■ Extracted data entries ■

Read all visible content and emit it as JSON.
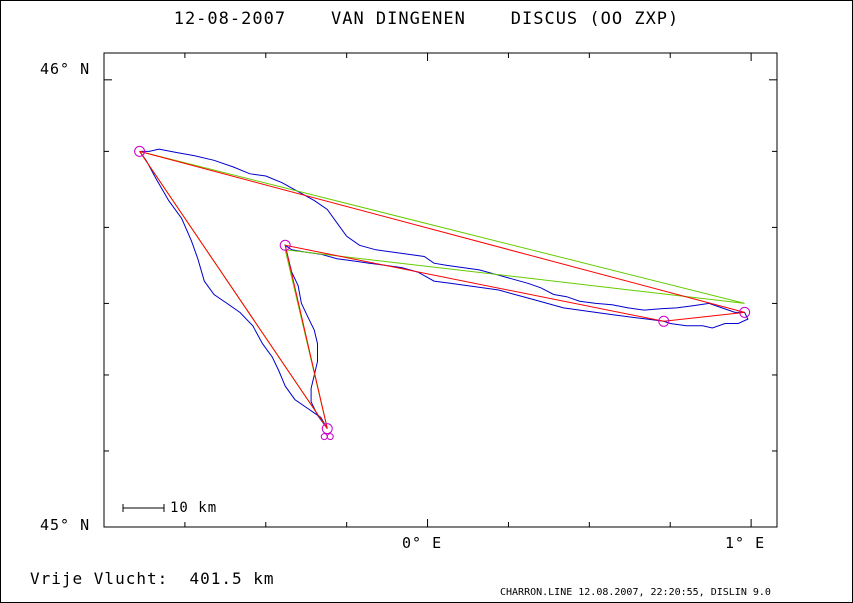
{
  "chart_data": {
    "type": "line",
    "title": "12-08-2007    VAN DINGENEN    DISCUS (OO ZXP)",
    "x_axis": {
      "min": -1.0,
      "max": 1.08,
      "ticks": [
        {
          "value": 0,
          "label": "0° E"
        },
        {
          "value": 1,
          "label": "1° E"
        }
      ]
    },
    "y_axis": {
      "min": 45.0,
      "max": 46.06,
      "ticks": [
        {
          "value": 45,
          "label": "45° N"
        },
        {
          "value": 46,
          "label": "46° N"
        }
      ]
    },
    "scale_bar": "10 km",
    "turnpoints": [
      {
        "lon": -0.89,
        "lat": 45.84
      },
      {
        "lon": 0.98,
        "lat": 45.48
      },
      {
        "lon": 0.73,
        "lat": 45.46
      },
      {
        "lon": -0.44,
        "lat": 45.63
      },
      {
        "lon": -0.31,
        "lat": 45.22
      }
    ],
    "series": [
      {
        "color": "#0000cc",
        "points": [
          [
            -0.89,
            45.84
          ],
          [
            -0.86,
            45.84
          ],
          [
            -0.83,
            45.845
          ],
          [
            -0.78,
            45.838
          ],
          [
            -0.72,
            45.83
          ],
          [
            -0.66,
            45.82
          ],
          [
            -0.6,
            45.805
          ],
          [
            -0.55,
            45.79
          ],
          [
            -0.5,
            45.785
          ],
          [
            -0.45,
            45.77
          ],
          [
            -0.4,
            45.75
          ],
          [
            -0.35,
            45.73
          ],
          [
            -0.31,
            45.71
          ],
          [
            -0.28,
            45.68
          ],
          [
            -0.25,
            45.65
          ],
          [
            -0.21,
            45.63
          ],
          [
            -0.16,
            45.62
          ],
          [
            -0.11,
            45.615
          ],
          [
            -0.06,
            45.61
          ],
          [
            -0.01,
            45.605
          ],
          [
            0.02,
            45.59
          ],
          [
            0.06,
            45.585
          ],
          [
            0.11,
            45.58
          ],
          [
            0.16,
            45.575
          ],
          [
            0.21,
            45.565
          ],
          [
            0.26,
            45.555
          ],
          [
            0.31,
            45.545
          ],
          [
            0.35,
            45.535
          ],
          [
            0.39,
            45.52
          ],
          [
            0.43,
            45.515
          ],
          [
            0.47,
            45.505
          ],
          [
            0.52,
            45.5
          ],
          [
            0.57,
            45.497
          ],
          [
            0.62,
            45.49
          ],
          [
            0.67,
            45.485
          ],
          [
            0.72,
            45.488
          ],
          [
            0.77,
            45.49
          ],
          [
            0.82,
            45.495
          ],
          [
            0.87,
            45.5
          ],
          [
            0.91,
            45.49
          ],
          [
            0.95,
            45.48
          ],
          [
            0.98,
            45.48
          ],
          [
            0.99,
            45.465
          ],
          [
            0.96,
            45.455
          ],
          [
            0.92,
            45.455
          ],
          [
            0.88,
            45.445
          ],
          [
            0.85,
            45.45
          ],
          [
            0.8,
            45.45
          ],
          [
            0.75,
            45.455
          ],
          [
            0.73,
            45.46
          ],
          [
            0.68,
            45.465
          ],
          [
            0.62,
            45.47
          ],
          [
            0.57,
            45.475
          ],
          [
            0.52,
            45.48
          ],
          [
            0.47,
            45.485
          ],
          [
            0.42,
            45.49
          ],
          [
            0.37,
            45.5
          ],
          [
            0.32,
            45.51
          ],
          [
            0.27,
            45.52
          ],
          [
            0.22,
            45.53
          ],
          [
            0.17,
            45.535
          ],
          [
            0.12,
            45.54
          ],
          [
            0.07,
            45.545
          ],
          [
            0.02,
            45.55
          ],
          [
            -0.03,
            45.57
          ],
          [
            -0.08,
            45.58
          ],
          [
            -0.13,
            45.585
          ],
          [
            -0.18,
            45.59
          ],
          [
            -0.23,
            45.595
          ],
          [
            -0.28,
            45.6
          ],
          [
            -0.33,
            45.61
          ],
          [
            -0.38,
            45.615
          ],
          [
            -0.42,
            45.62
          ],
          [
            -0.44,
            45.63
          ],
          [
            -0.43,
            45.6
          ],
          [
            -0.42,
            45.57
          ],
          [
            -0.4,
            45.54
          ],
          [
            -0.39,
            45.5
          ],
          [
            -0.37,
            45.47
          ],
          [
            -0.35,
            45.44
          ],
          [
            -0.34,
            45.41
          ],
          [
            -0.34,
            45.37
          ],
          [
            -0.35,
            45.34
          ],
          [
            -0.36,
            45.31
          ],
          [
            -0.36,
            45.28
          ],
          [
            -0.34,
            45.25
          ],
          [
            -0.32,
            45.23
          ],
          [
            -0.31,
            45.22
          ],
          [
            -0.33,
            45.245
          ],
          [
            -0.37,
            45.265
          ],
          [
            -0.41,
            45.285
          ],
          [
            -0.44,
            45.315
          ],
          [
            -0.46,
            45.35
          ],
          [
            -0.48,
            45.38
          ],
          [
            -0.51,
            45.41
          ],
          [
            -0.54,
            45.45
          ],
          [
            -0.58,
            45.48
          ],
          [
            -0.62,
            45.5
          ],
          [
            -0.66,
            45.52
          ],
          [
            -0.69,
            45.55
          ],
          [
            -0.71,
            45.6
          ],
          [
            -0.73,
            45.64
          ],
          [
            -0.76,
            45.69
          ],
          [
            -0.8,
            45.73
          ],
          [
            -0.84,
            45.78
          ],
          [
            -0.87,
            45.82
          ],
          [
            -0.89,
            45.84
          ]
        ]
      },
      {
        "color": "#66cc00",
        "points": [
          [
            -0.89,
            45.84
          ],
          [
            0.98,
            45.5
          ],
          [
            -0.44,
            45.62
          ],
          [
            -0.31,
            45.22
          ],
          [
            -0.89,
            45.84
          ]
        ]
      },
      {
        "color": "#ff0000",
        "points": [
          [
            -0.89,
            45.84
          ],
          [
            0.98,
            45.48
          ],
          [
            0.73,
            45.46
          ],
          [
            -0.44,
            45.63
          ],
          [
            -0.31,
            45.22
          ],
          [
            -0.89,
            45.84
          ]
        ]
      }
    ]
  },
  "footer": {
    "distance": "Vrije Vlucht:  401.5 km",
    "credit": "CHARRON.LINE 12.08.2007, 22:20:55, DISLIN 9.0"
  }
}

■ SHORT TASK ■
Repeat each record exactly as shown above, dropping all images.

■ WRITTEN SOLUTION ■
Read all visible content and emit it as JSON.
{
  "chart_data": {
    "type": "line",
    "title": "12-08-2007    VAN DINGENEN    DISCUS (OO ZXP)",
    "x_axis": {
      "min": -1.0,
      "max": 1.08,
      "ticks": [
        {
          "value": 0,
          "label": "0° E"
        },
        {
          "value": 1,
          "label": "1° E"
        }
      ]
    },
    "y_axis": {
      "min": 45.0,
      "max": 46.06,
      "ticks": [
        {
          "value": 45,
          "label": "45° N"
        },
        {
          "value": 46,
          "label": "46° N"
        }
      ]
    },
    "scale_bar": "10 km",
    "turnpoints": [
      {
        "lon": -0.89,
        "lat": 45.84
      },
      {
        "lon": 0.98,
        "lat": 45.48
      },
      {
        "lon": 0.73,
        "lat": 45.46
      },
      {
        "lon": -0.44,
        "lat": 45.63
      },
      {
        "lon": -0.31,
        "lat": 45.22
      }
    ],
    "series": [
      {
        "color": "#0000cc",
        "points": [
          [
            -0.89,
            45.84
          ],
          [
            -0.86,
            45.84
          ],
          [
            -0.83,
            45.845
          ],
          [
            -0.78,
            45.838
          ],
          [
            -0.72,
            45.83
          ],
          [
            -0.66,
            45.82
          ],
          [
            -0.6,
            45.805
          ],
          [
            -0.55,
            45.79
          ],
          [
            -0.5,
            45.785
          ],
          [
            -0.45,
            45.77
          ],
          [
            -0.4,
            45.75
          ],
          [
            -0.35,
            45.73
          ],
          [
            -0.31,
            45.71
          ],
          [
            -0.28,
            45.68
          ],
          [
            -0.25,
            45.65
          ],
          [
            -0.21,
            45.63
          ],
          [
            -0.16,
            45.62
          ],
          [
            -0.11,
            45.615
          ],
          [
            -0.06,
            45.61
          ],
          [
            -0.01,
            45.605
          ],
          [
            0.02,
            45.59
          ],
          [
            0.06,
            45.585
          ],
          [
            0.11,
            45.58
          ],
          [
            0.16,
            45.575
          ],
          [
            0.21,
            45.565
          ],
          [
            0.26,
            45.555
          ],
          [
            0.31,
            45.545
          ],
          [
            0.35,
            45.535
          ],
          [
            0.39,
            45.52
          ],
          [
            0.43,
            45.515
          ],
          [
            0.47,
            45.505
          ],
          [
            0.52,
            45.5
          ],
          [
            0.57,
            45.497
          ],
          [
            0.62,
            45.49
          ],
          [
            0.67,
            45.485
          ],
          [
            0.72,
            45.488
          ],
          [
            0.77,
            45.49
          ],
          [
            0.82,
            45.495
          ],
          [
            0.87,
            45.5
          ],
          [
            0.91,
            45.49
          ],
          [
            0.95,
            45.48
          ],
          [
            0.98,
            45.48
          ],
          [
            0.99,
            45.465
          ],
          [
            0.96,
            45.455
          ],
          [
            0.92,
            45.455
          ],
          [
            0.88,
            45.445
          ],
          [
            0.85,
            45.45
          ],
          [
            0.8,
            45.45
          ],
          [
            0.75,
            45.455
          ],
          [
            0.73,
            45.46
          ],
          [
            0.68,
            45.465
          ],
          [
            0.62,
            45.47
          ],
          [
            0.57,
            45.475
          ],
          [
            0.52,
            45.48
          ],
          [
            0.47,
            45.485
          ],
          [
            0.42,
            45.49
          ],
          [
            0.37,
            45.5
          ],
          [
            0.32,
            45.51
          ],
          [
            0.27,
            45.52
          ],
          [
            0.22,
            45.53
          ],
          [
            0.17,
            45.535
          ],
          [
            0.12,
            45.54
          ],
          [
            0.07,
            45.545
          ],
          [
            0.02,
            45.55
          ],
          [
            -0.03,
            45.57
          ],
          [
            -0.08,
            45.58
          ],
          [
            -0.13,
            45.585
          ],
          [
            -0.18,
            45.59
          ],
          [
            -0.23,
            45.595
          ],
          [
            -0.28,
            45.6
          ],
          [
            -0.33,
            45.61
          ],
          [
            -0.38,
            45.615
          ],
          [
            -0.42,
            45.62
          ],
          [
            -0.44,
            45.63
          ],
          [
            -0.43,
            45.6
          ],
          [
            -0.42,
            45.57
          ],
          [
            -0.4,
            45.54
          ],
          [
            -0.39,
            45.5
          ],
          [
            -0.37,
            45.47
          ],
          [
            -0.35,
            45.44
          ],
          [
            -0.34,
            45.41
          ],
          [
            -0.34,
            45.37
          ],
          [
            -0.35,
            45.34
          ],
          [
            -0.36,
            45.31
          ],
          [
            -0.36,
            45.28
          ],
          [
            -0.34,
            45.25
          ],
          [
            -0.32,
            45.23
          ],
          [
            -0.31,
            45.22
          ],
          [
            -0.33,
            45.245
          ],
          [
            -0.37,
            45.265
          ],
          [
            -0.41,
            45.285
          ],
          [
            -0.44,
            45.315
          ],
          [
            -0.46,
            45.35
          ],
          [
            -0.48,
            45.38
          ],
          [
            -0.51,
            45.41
          ],
          [
            -0.54,
            45.45
          ],
          [
            -0.58,
            45.48
          ],
          [
            -0.62,
            45.5
          ],
          [
            -0.66,
            45.52
          ],
          [
            -0.69,
            45.55
          ],
          [
            -0.71,
            45.6
          ],
          [
            -0.73,
            45.64
          ],
          [
            -0.76,
            45.69
          ],
          [
            -0.8,
            45.73
          ],
          [
            -0.84,
            45.78
          ],
          [
            -0.87,
            45.82
          ],
          [
            -0.89,
            45.84
          ]
        ]
      },
      {
        "color": "#66cc00",
        "points": [
          [
            -0.89,
            45.84
          ],
          [
            0.98,
            45.5
          ],
          [
            -0.44,
            45.62
          ],
          [
            -0.31,
            45.22
          ],
          [
            -0.89,
            45.84
          ]
        ]
      },
      {
        "color": "#ff0000",
        "points": [
          [
            -0.89,
            45.84
          ],
          [
            0.98,
            45.48
          ],
          [
            0.73,
            45.46
          ],
          [
            -0.44,
            45.63
          ],
          [
            -0.31,
            45.22
          ],
          [
            -0.89,
            45.84
          ]
        ]
      }
    ]
  },
  "footer": {
    "distance": "Vrije Vlucht:  401.5 km",
    "credit": "CHARRON.LINE 12.08.2007, 22:20:55, DISLIN 9.0"
  }
}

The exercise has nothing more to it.